§ What is asked
Select, from the data, each line where "Komisja" occurs.

§ Dataset content
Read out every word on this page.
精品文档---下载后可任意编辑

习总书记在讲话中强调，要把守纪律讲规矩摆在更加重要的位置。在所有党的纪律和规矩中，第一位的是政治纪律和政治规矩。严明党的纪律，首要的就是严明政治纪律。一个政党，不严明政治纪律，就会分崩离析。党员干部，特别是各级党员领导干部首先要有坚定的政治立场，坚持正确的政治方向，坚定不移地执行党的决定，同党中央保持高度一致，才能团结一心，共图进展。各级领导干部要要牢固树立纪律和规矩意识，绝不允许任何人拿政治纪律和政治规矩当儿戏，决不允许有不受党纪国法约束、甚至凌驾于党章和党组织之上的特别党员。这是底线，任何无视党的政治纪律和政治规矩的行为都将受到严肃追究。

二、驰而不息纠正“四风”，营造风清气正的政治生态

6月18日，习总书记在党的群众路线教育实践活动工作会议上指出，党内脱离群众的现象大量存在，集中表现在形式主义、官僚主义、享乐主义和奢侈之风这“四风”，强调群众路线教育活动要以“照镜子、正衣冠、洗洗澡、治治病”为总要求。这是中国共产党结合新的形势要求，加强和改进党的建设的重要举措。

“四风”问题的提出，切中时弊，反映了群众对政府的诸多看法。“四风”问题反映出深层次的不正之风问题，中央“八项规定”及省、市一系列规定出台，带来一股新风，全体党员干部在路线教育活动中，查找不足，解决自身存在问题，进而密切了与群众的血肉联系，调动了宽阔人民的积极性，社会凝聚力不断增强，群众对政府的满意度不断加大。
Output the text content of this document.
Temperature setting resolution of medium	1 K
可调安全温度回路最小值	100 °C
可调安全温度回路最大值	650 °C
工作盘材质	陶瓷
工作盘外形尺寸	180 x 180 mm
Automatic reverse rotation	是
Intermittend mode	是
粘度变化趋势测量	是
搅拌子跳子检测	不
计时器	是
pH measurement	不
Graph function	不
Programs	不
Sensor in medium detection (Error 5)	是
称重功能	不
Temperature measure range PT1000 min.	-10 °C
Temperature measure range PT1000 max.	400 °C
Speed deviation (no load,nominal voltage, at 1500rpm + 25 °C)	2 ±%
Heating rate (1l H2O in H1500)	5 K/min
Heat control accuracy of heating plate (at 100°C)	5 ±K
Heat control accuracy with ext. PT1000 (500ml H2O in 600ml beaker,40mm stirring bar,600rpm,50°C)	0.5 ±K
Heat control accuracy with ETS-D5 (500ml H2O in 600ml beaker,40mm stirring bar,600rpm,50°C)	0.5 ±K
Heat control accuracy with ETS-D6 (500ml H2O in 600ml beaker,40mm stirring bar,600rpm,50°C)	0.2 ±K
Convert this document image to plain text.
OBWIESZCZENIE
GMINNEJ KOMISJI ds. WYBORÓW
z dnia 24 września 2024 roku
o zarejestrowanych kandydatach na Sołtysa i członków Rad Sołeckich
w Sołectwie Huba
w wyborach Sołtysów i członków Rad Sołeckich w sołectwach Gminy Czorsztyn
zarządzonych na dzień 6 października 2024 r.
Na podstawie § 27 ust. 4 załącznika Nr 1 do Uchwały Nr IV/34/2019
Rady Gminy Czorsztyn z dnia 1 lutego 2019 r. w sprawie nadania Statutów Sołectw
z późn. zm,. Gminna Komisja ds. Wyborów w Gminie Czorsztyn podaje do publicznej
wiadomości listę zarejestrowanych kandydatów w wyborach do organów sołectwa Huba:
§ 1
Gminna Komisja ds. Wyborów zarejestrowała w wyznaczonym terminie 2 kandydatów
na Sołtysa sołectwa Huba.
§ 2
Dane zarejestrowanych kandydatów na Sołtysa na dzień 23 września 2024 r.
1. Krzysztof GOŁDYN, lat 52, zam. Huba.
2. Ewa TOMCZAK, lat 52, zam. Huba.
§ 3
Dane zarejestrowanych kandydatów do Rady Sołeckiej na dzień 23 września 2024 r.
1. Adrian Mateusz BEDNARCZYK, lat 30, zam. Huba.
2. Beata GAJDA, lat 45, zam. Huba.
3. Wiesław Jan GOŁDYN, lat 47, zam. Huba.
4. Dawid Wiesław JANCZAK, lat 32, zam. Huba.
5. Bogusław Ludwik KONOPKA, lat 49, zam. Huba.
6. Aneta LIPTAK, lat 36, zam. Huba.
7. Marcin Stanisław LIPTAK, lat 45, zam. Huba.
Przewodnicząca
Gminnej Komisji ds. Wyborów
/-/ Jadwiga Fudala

§ Task response
z późn. zm,. Gminna Komisja ds. Wyborów w Gminie Czorsztyn podaje do publicznej
Gminna Komisja ds. Wyborów zarejestrowała w wyznaczonym terminie 2 kandydatów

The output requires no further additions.